### Material for the task
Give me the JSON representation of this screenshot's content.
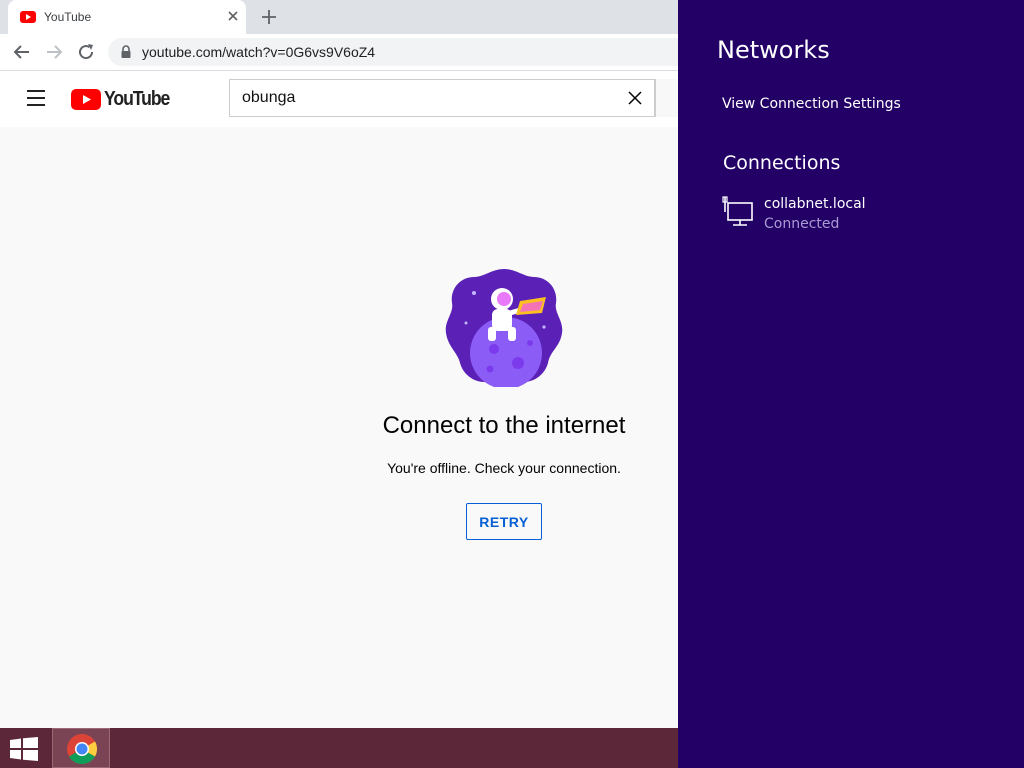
{
  "browser": {
    "tab_title": "YouTube",
    "url": "youtube.com/watch?v=0G6vs9V6oZ4"
  },
  "youtube": {
    "logo_text": "YouTube",
    "search_value": "obunga",
    "offline_title": "Connect to the internet",
    "offline_subtitle": "You're offline. Check your connection.",
    "retry_label": "RETRY",
    "brand_red": "#ff0000",
    "link_blue": "#065fd4"
  },
  "networks": {
    "title": "Networks",
    "view_settings_label": "View Connection Settings",
    "connections_heading": "Connections",
    "connection": {
      "name": "collabnet.local",
      "status": "Connected",
      "icon": "wired-network-icon"
    },
    "panel_color": "#220066"
  },
  "taskbar": {
    "color": "#5c2738",
    "apps": [
      {
        "name": "start-button",
        "icon": "windows-logo-icon"
      },
      {
        "name": "chrome-taskbar-button",
        "icon": "chrome-icon"
      }
    ]
  }
}
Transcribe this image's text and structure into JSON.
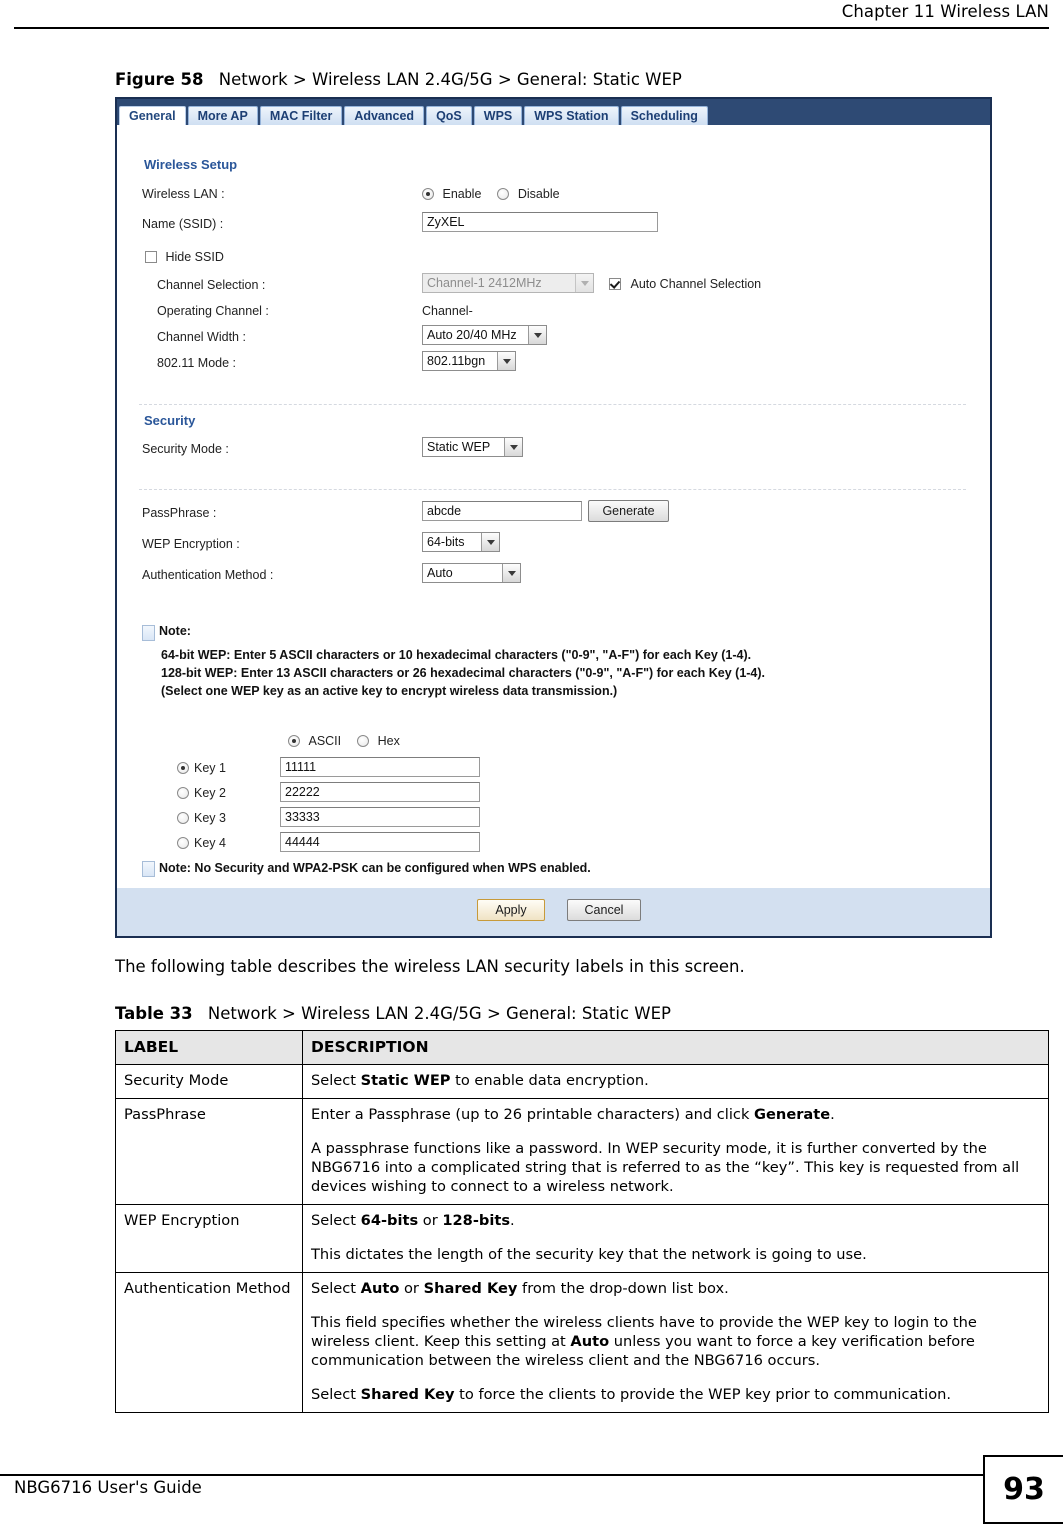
{
  "page": {
    "chapter_header": "Chapter 11 Wireless LAN",
    "footer_guide": "NBG6716 User's Guide",
    "page_number": "93"
  },
  "figure": {
    "label": "Figure 58",
    "title": "Network > Wireless LAN 2.4G/5G > General: Static WEP"
  },
  "screenshot": {
    "tabs": [
      {
        "label": "General",
        "active": true
      },
      {
        "label": "More AP",
        "active": false
      },
      {
        "label": "MAC Filter",
        "active": false
      },
      {
        "label": "Advanced",
        "active": false
      },
      {
        "label": "QoS",
        "active": false
      },
      {
        "label": "WPS",
        "active": false
      },
      {
        "label": "WPS Station",
        "active": false
      },
      {
        "label": "Scheduling",
        "active": false
      }
    ],
    "wireless_setup": {
      "section_title": "Wireless Setup",
      "wireless_lan_label": "Wireless LAN :",
      "enable_label": "Enable",
      "disable_label": "Disable",
      "ssid_label": "Name (SSID) :",
      "ssid_value": "ZyXEL",
      "hide_ssid_label": "Hide SSID",
      "channel_selection_label": "Channel Selection :",
      "channel_selection_value": "Channel-1 2412MHz",
      "auto_channel_label": "Auto Channel Selection",
      "operating_channel_label": "Operating Channel :",
      "operating_channel_value": "Channel-",
      "channel_width_label": "Channel Width :",
      "channel_width_value": "Auto 20/40 MHz",
      "mode_label": "802.11 Mode :",
      "mode_value": "802.11bgn"
    },
    "security": {
      "section_title": "Security",
      "security_mode_label": "Security Mode :",
      "security_mode_value": "Static WEP",
      "passphrase_label": "PassPhrase :",
      "passphrase_value": "abcde",
      "generate_button": "Generate",
      "wep_encryption_label": "WEP Encryption :",
      "wep_encryption_value": "64-bits",
      "auth_method_label": "Authentication Method :",
      "auth_method_value": "Auto"
    },
    "note": {
      "title": "Note:",
      "line1": "64-bit WEP: Enter 5 ASCII characters or 10 hexadecimal characters (\"0-9\", \"A-F\") for each Key (1-4).",
      "line2": "128-bit WEP: Enter 13 ASCII characters or 26 hexadecimal characters (\"0-9\", \"A-F\") for each Key (1-4).",
      "line3": "(Select one WEP key as an active key to encrypt wireless data transmission.)"
    },
    "keys": {
      "ascii_label": "ASCII",
      "hex_label": "Hex",
      "items": [
        {
          "label": "Key 1",
          "value": "11111",
          "selected": true
        },
        {
          "label": "Key 2",
          "value": "22222",
          "selected": false
        },
        {
          "label": "Key 3",
          "value": "33333",
          "selected": false
        },
        {
          "label": "Key 4",
          "value": "44444",
          "selected": false
        }
      ]
    },
    "wps_note": "Note: No Security and WPA2-PSK can be configured when WPS enabled.",
    "buttons": {
      "apply": "Apply",
      "cancel": "Cancel"
    }
  },
  "intro_paragraph": "The following table describes the wireless LAN security labels in this screen.",
  "table": {
    "caption_label": "Table 33",
    "caption_title": "Network > Wireless LAN 2.4G/5G > General: Static WEP",
    "headers": [
      "LABEL",
      "DESCRIPTION"
    ],
    "rows": [
      {
        "label": "Security Mode",
        "paras": [
          [
            {
              "t": "Select "
            },
            {
              "t": "Static WEP",
              "b": true
            },
            {
              "t": " to enable data encryption."
            }
          ]
        ]
      },
      {
        "label": "PassPhrase",
        "paras": [
          [
            {
              "t": "Enter a Passphrase (up to 26 printable characters) and click "
            },
            {
              "t": "Generate",
              "b": true
            },
            {
              "t": "."
            }
          ],
          [
            {
              "t": "A passphrase functions like a password. In WEP security mode, it is further converted by the NBG6716 into a complicated string that is referred to as the “key”. This key is requested from all devices wishing to connect to a wireless network."
            }
          ]
        ]
      },
      {
        "label": "WEP Encryption",
        "paras": [
          [
            {
              "t": "Select "
            },
            {
              "t": "64-bits",
              "b": true
            },
            {
              "t": " or "
            },
            {
              "t": "128-bits",
              "b": true
            },
            {
              "t": "."
            }
          ],
          [
            {
              "t": "This dictates the length of the security key that the network is going to use."
            }
          ]
        ]
      },
      {
        "label": "Authentication Method",
        "paras": [
          [
            {
              "t": "Select "
            },
            {
              "t": "Auto",
              "b": true
            },
            {
              "t": " or "
            },
            {
              "t": "Shared Key",
              "b": true
            },
            {
              "t": " from the drop-down list box."
            }
          ],
          [
            {
              "t": "This field specifies whether the wireless clients have to provide the WEP key to login to the wireless client. Keep this setting at "
            },
            {
              "t": "Auto",
              "b": true
            },
            {
              "t": " unless you want to force a key verification before communication between the wireless client and the NBG6716 occurs."
            }
          ],
          [
            {
              "t": "Select "
            },
            {
              "t": "Shared Key",
              "b": true
            },
            {
              "t": " to force the clients to provide the WEP key prior to communication."
            }
          ]
        ]
      }
    ]
  }
}
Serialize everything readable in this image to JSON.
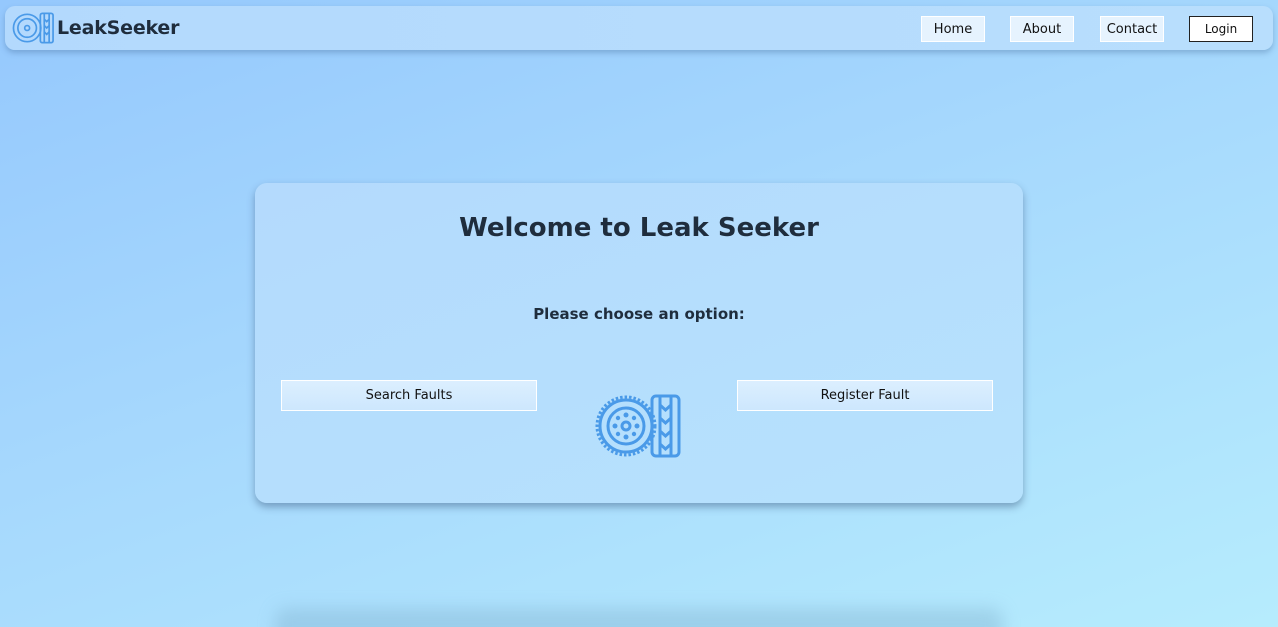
{
  "navbar": {
    "brand_name": "LeakSeeker",
    "brand_icon": "tire-wheel-icon",
    "links": {
      "home": "Home",
      "about": "About",
      "contact": "Contact"
    },
    "login_label": "Login"
  },
  "main": {
    "title": "Welcome to Leak Seeker",
    "subtitle": "Please choose an option:",
    "search_faults_label": "Search Faults",
    "register_fault_label": "Register Fault",
    "center_icon": "tire-wheel-icon"
  },
  "colors": {
    "accent_icon": "#4a9ae8",
    "text": "#1f2d3d"
  }
}
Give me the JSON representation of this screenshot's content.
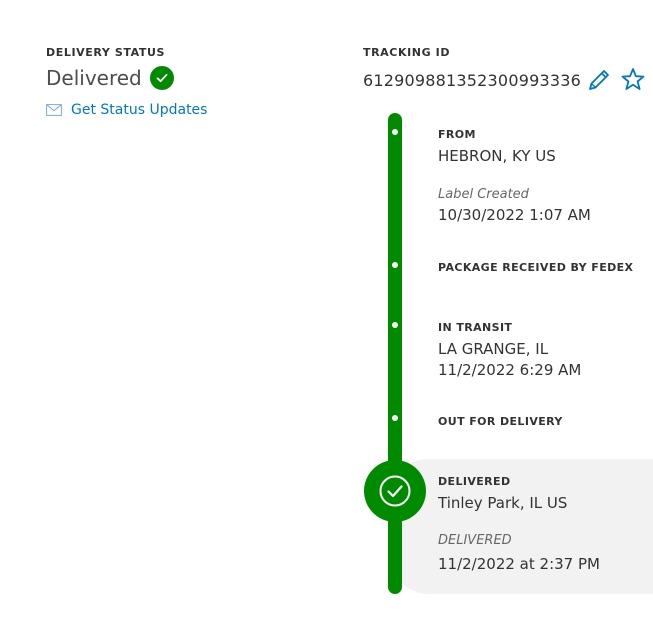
{
  "delivery_status": {
    "label": "DELIVERY STATUS",
    "value": "Delivered",
    "updates_link": "Get Status Updates"
  },
  "tracking": {
    "label": "TRACKING ID",
    "number": "612909881352300993336"
  },
  "timeline": {
    "from_label": "FROM",
    "from_location": "HEBRON, KY US",
    "label_created": "Label Created",
    "label_created_date": "10/30/2022 1:07 AM",
    "received": "PACKAGE RECEIVED BY FEDEX",
    "in_transit_label": "IN TRANSIT",
    "in_transit_location": "LA GRANGE, IL",
    "in_transit_date": "11/2/2022 6:29 AM",
    "out_for_delivery": "OUT FOR DELIVERY",
    "delivered_label": "DELIVERED",
    "delivered_location": "Tinley Park, IL US",
    "delivered_status": "DELIVERED",
    "delivered_date": "11/2/2022 at 2:37 PM"
  },
  "colors": {
    "accent_green": "#008a00",
    "link_blue": "#007ab7",
    "panel_gray": "#f2f2f2"
  },
  "icons": [
    "check-circle-icon",
    "envelope-icon",
    "pencil-icon",
    "star-icon",
    "delivered-check-icon"
  ]
}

### Given instruction
Search the records above for the string "ASCII". Copy every line that contains it.

### Reply
      "line1": "64-bit WEP: Enter 5 ASCII characters or 10 hexadecimal characters (\"0-9\", \"A-F\") for each Key (1-4).",
      "line2": "128-bit WEP: Enter 13 ASCII characters or 26 hexadecimal characters (\"0-9\", \"A-F\") for each Key (1-4).",
      "ascii_label": "ASCII",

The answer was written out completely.